• **WHAT IS EXPECTED**
Reproduce each record below exactly as written.

• **INPUT ROWS**
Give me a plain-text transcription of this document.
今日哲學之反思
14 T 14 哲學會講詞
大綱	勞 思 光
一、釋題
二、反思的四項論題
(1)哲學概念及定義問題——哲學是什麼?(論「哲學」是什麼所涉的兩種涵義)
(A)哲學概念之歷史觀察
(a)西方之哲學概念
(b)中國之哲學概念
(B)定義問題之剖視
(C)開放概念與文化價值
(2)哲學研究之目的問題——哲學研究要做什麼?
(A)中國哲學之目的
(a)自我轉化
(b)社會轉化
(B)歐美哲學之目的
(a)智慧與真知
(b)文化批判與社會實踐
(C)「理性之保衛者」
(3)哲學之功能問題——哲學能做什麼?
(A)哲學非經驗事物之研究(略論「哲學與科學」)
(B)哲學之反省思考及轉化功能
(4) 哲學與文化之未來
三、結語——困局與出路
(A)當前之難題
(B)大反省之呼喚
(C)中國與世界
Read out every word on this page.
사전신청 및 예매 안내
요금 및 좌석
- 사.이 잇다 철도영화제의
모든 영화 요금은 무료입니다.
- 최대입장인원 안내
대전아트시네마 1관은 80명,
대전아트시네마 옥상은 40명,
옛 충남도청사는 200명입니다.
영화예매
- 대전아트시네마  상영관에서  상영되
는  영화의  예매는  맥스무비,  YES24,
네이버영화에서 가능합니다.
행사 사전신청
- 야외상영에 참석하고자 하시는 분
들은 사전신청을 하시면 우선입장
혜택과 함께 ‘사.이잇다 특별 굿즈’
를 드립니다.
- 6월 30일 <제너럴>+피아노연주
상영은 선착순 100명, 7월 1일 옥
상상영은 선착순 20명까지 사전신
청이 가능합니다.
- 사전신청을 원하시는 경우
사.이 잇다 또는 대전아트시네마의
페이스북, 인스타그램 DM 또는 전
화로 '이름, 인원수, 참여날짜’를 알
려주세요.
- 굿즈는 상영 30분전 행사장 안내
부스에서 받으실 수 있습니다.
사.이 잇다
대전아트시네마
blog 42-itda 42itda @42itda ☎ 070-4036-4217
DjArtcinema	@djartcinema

• **EXERCISE RESULT**
Give me a plain-text transcription of this document.
今日哲學之反思
14 T 14 哲學會講詞
大綱	勞 思 光
一、釋題
二、反思的四項論題
(1)哲學概念及定義問題——哲學是什麼?(論「哲學」是什麼所涉的兩種涵義)
(A)哲學概念之歷史觀察
(a)西方之哲學概念
(b)中國之哲學概念
(B)定義問題之剖視
(C)開放概念與文化價值
(2)哲學研究之目的問題——哲學研究要做什麼?
(A)中國哲學之目的
(a)自我轉化
(b)社會轉化
(B)歐美哲學之目的
(a)智慧與真知
(b)文化批判與社會實踐
(C)「理性之保衛者」
(3)哲學之功能問題——哲學能做什麼?
(A)哲學非經驗事物之研究(略論「哲學與科學」)
(B)哲學之反省思考及轉化功能
(4) 哲學與文化之未來
三、結語——困局與出路
(A)當前之難題
(B)大反省之呼喚
(C)中國與世界
Read out every word on this page.
사전신청 및 예매 안내
요금 및 좌석
- 사.이 잇다 철도영화제의
모든 영화 요금은 무료입니다.
- 최대입장인원 안내
대전아트시네마 1관은 80명,
대전아트시네마 옥상은 40명,
옛 충남도청사는 200명입니다.
영화예매
- 대전아트시네마  상영관에서  상영되
는  영화의  예매는  맥스무비,  YES24,
네이버영화에서 가능합니다.
행사 사전신청
- 야외상영에 참석하고자 하시는 분
들은 사전신청을 하시면 우선입장
혜택과 함께 ‘사.이잇다 특별 굿즈’
를 드립니다.
- 6월 30일 <제너럴>+피아노연주
상영은 선착순 100명, 7월 1일 옥
상상영은 선착순 20명까지 사전신
청이 가능합니다.
- 사전신청을 원하시는 경우
사.이 잇다 또는 대전아트시네마의
페이스북, 인스타그램 DM 또는 전
화로 '이름, 인원수, 참여날짜’를 알
려주세요.
- 굿즈는 상영 30분전 행사장 안내
부스에서 받으실 수 있습니다.
사.이 잇다
대전아트시네마
blog 42-itda 42itda @42itda ☎ 070-4036-4217
DjArtcinema	@djartcinema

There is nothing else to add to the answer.